- _WORK REQUIRED_
Starting at the line that holds "Extract all readable text from this page.", set down each line through the end of the listing, exactly as written and with nothing added.

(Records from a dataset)
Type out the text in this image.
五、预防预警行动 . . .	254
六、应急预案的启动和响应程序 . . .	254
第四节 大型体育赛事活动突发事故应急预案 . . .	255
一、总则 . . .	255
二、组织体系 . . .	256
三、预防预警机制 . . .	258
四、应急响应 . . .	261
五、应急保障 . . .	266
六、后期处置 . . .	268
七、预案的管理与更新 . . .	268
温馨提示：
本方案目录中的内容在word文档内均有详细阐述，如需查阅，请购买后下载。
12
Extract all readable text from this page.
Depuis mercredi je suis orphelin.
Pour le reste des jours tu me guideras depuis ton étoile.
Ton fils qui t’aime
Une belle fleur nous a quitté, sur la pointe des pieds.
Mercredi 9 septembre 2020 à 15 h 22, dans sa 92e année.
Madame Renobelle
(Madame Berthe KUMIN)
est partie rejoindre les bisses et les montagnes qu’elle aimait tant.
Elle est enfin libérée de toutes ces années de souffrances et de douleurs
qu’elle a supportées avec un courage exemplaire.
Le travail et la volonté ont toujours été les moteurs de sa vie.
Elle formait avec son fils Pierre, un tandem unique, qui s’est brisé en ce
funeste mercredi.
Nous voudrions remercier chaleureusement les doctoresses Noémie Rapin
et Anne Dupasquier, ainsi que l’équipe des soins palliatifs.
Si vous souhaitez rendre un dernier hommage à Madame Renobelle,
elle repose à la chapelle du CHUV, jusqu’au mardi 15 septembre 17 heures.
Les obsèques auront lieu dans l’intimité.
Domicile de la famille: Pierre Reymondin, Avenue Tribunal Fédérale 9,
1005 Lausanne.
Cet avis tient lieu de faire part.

- _OUTPUT OF THE EXERCISE_
Extract all readable text from this page.
Depuis mercredi je suis orphelin.
Pour le reste des jours tu me guideras depuis ton étoile.
Ton fils qui t’aime
Une belle fleur nous a quitté, sur la pointe des pieds.
Mercredi 9 septembre 2020 à 15 h 22, dans sa 92e année.
Madame Renobelle
(Madame Berthe KUMIN)
est partie rejoindre les bisses et les montagnes qu’elle aimait tant.
Elle est enfin libérée de toutes ces années de souffrances et de douleurs
qu’elle a supportées avec un courage exemplaire.
Le travail et la volonté ont toujours été les moteurs de sa vie.
Elle formait avec son fils Pierre, un tandem unique, qui s’est brisé en ce
funeste mercredi.
Nous voudrions remercier chaleureusement les doctoresses Noémie Rapin
et Anne Dupasquier, ainsi que l’équipe des soins palliatifs.
Si vous souhaitez rendre un dernier hommage à Madame Renobelle,
elle repose à la chapelle du CHUV, jusqu’au mardi 15 septembre 17 heures.
Les obsèques auront lieu dans l’intimité.
Domicile de la famille: Pierre Reymondin, Avenue Tribunal Fédérale 9,
1005 Lausanne.
Cet avis tient lieu de faire part.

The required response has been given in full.